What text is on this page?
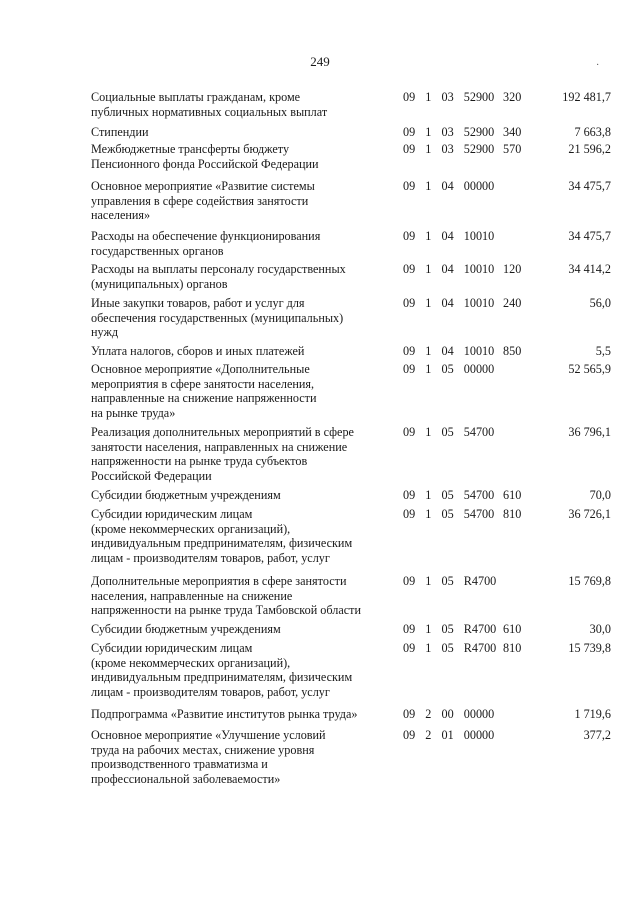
249	·
Социальные выплаты гражданам, кроме
публичных нормативных социальных выплат
09  1  03  52900 320	192 481,7
Стипендии	09  1  03  52900 340	7 663,8
Межбюджетные трансферты бюджету
Пенсионного фонда Российской Федерации
09  1  03  52900 570	21 596,2
Основное мероприятие «Развитие системы
управления в сфере содействия занятости
населения»
09  1  04  00000	34 475,7
Расходы на обеспечение функционирования
государственных органов
09  1  04  10010	34 475,7
Расходы на выплаты персоналу государственных
(муниципальных) органов
09  1  04  10010 120	34 414,2
Иные закупки товаров, работ и услуг для
обеспечения государственных (муниципальных)
нужд
09  1  04  10010 240	56,0
Уплата налогов, сборов и иных платежей	09  1  04  10010 850	5,5
Основное мероприятие «Дополнительные
мероприятия в сфере занятости населения,
направленные на снижение напряженности
на рынке труда»
09  1  05  00000	52 565,9
Реализация дополнительных мероприятий в сфере
занятости населения, направленных на снижение
напряженности на рынке труда субъектов
Российской Федерации
09  1  05  54700	36 796,1
Субсидии бюджетным учреждениям	09  1  05  54700 610	70,0
Субсидии юридическим лицам
(кроме некоммерческих организаций),
индивидуальным предпринимателям, физическим
лицам - производителям товаров, работ, услуг
09  1  05  54700 810	36 726,1
Дополнительные мероприятия в сфере занятости
населения, направленные на снижение
напряженности на рынке труда Тамбовской области
09  1  05  R4700	15 769,8
Субсидии бюджетным учреждениям	09  1  05  R4700 610	30,0
Субсидии юридическим лицам
(кроме некоммерческих организаций),
индивидуальным предпринимателям, физическим
лицам - производителям товаров, работ, услуг
09  1  05  R4700 810	15 739,8
Подпрограмма «Развитие институтов рынка труда»	09  2  00  00000	1 719,6
Основное мероприятие «Улучшение условий
труда на рабочих местах, снижение уровня
производственного травматизма и
профессиональной заболеваемости»
09  2  01  00000	377,2
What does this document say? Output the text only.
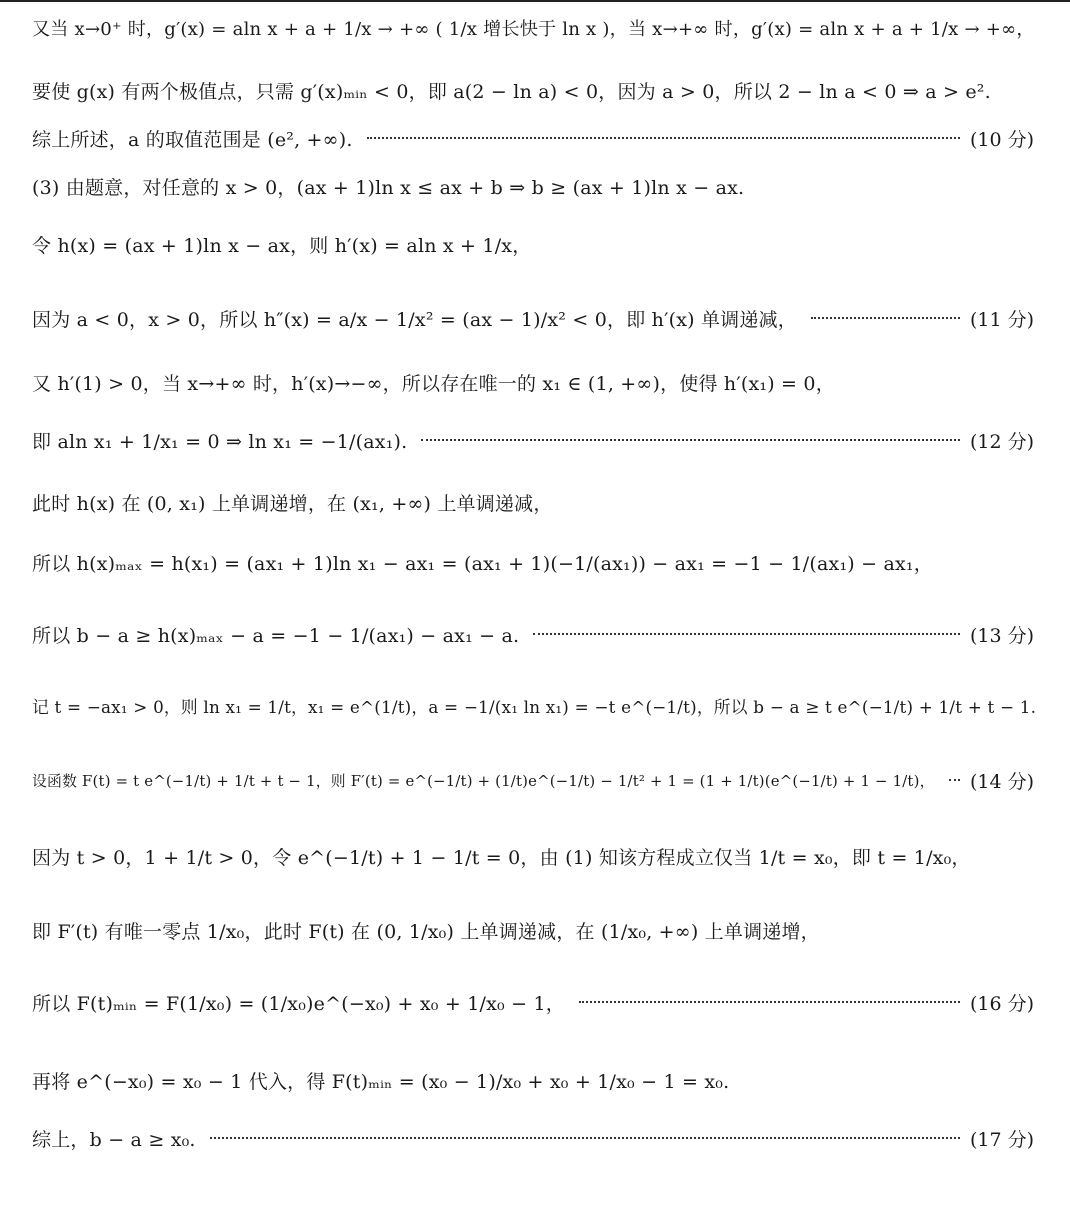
又当 x→0⁺ 时，g′(x) = aln x + a + 1/x → +∞ ( 1/x 增长快于 ln x )，当 x→+∞ 时，g′(x) = aln x + a + 1/x → +∞，
要使 g(x) 有两个极值点，只需 g′(x)ₘᵢₙ < 0，即 a(2 − ln a) < 0，因为 a > 0，所以 2 − ln a < 0 ⇒ a > e².
综上所述，a 的取值范围是 (e², +∞).	(10 分)
(3) 由题意，对任意的 x > 0，(ax + 1)ln x ≤ ax + b ⇒ b ≥ (ax + 1)ln x − ax.
令 h(x) = (ax + 1)ln x − ax，则 h′(x) = aln x + 1/x，
因为 a < 0，x > 0，所以 h″(x) = a/x − 1/x² = (ax − 1)/x² < 0，即 h′(x) 单调递减，	(11 分)
又 h′(1) > 0，当 x→+∞ 时，h′(x)→−∞，所以存在唯一的 x₁ ∈ (1, +∞)，使得 h′(x₁) = 0，
即 aln x₁ + 1/x₁ = 0 ⇒ ln x₁ = −1/(ax₁).	(12 分)
此时 h(x) 在 (0, x₁) 上单调递增，在 (x₁, +∞) 上单调递减，
所以 h(x)ₘₐₓ = h(x₁) = (ax₁ + 1)ln x₁ − ax₁ = (ax₁ + 1)(−1/(ax₁)) − ax₁ = −1 − 1/(ax₁) − ax₁，
所以 b − a ≥ h(x)ₘₐₓ − a = −1 − 1/(ax₁) − ax₁ − a.	(13 分)
记 t = −ax₁ > 0，则 ln x₁ = 1/t，x₁ = e^(1/t)，a = −1/(x₁ ln x₁) = −t e^(−1/t)，所以 b − a ≥ t e^(−1/t) + 1/t + t − 1.
设函数 F(t) = t e^(−1/t) + 1/t + t − 1，则 F′(t) = e^(−1/t) + (1/t)e^(−1/t) − 1/t² + 1 = (1 + 1/t)(e^(−1/t) + 1 − 1/t)， (14 分)
因为 t > 0，1 + 1/t > 0，令 e^(−1/t) + 1 − 1/t = 0，由 (1) 知该方程成立仅当 1/t = x₀，即 t = 1/x₀，
即 F′(t) 有唯一零点 1/x₀，此时 F(t) 在 (0, 1/x₀) 上单调递减，在 (1/x₀, +∞) 上单调递增，
所以 F(t)ₘᵢₙ = F(1/x₀) = (1/x₀)e^(−x₀) + x₀ + 1/x₀ − 1，	(16 分)
再将 e^(−x₀) = x₀ − 1 代入，得 F(t)ₘᵢₙ = (x₀ − 1)/x₀ + x₀ + 1/x₀ − 1 = x₀.
综上，b − a ≥ x₀.	(17 分)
.....
GOAL OF THE EXERCISE:
From the data above, show each line that contains "сфере".

EXERCISE OUTPUT:
управления в сфере содействия занятости
мероприятия в сфере занятости населения,
Реализация дополнительных мероприятий в сфере
Дополнительные мероприятия в сфере занятости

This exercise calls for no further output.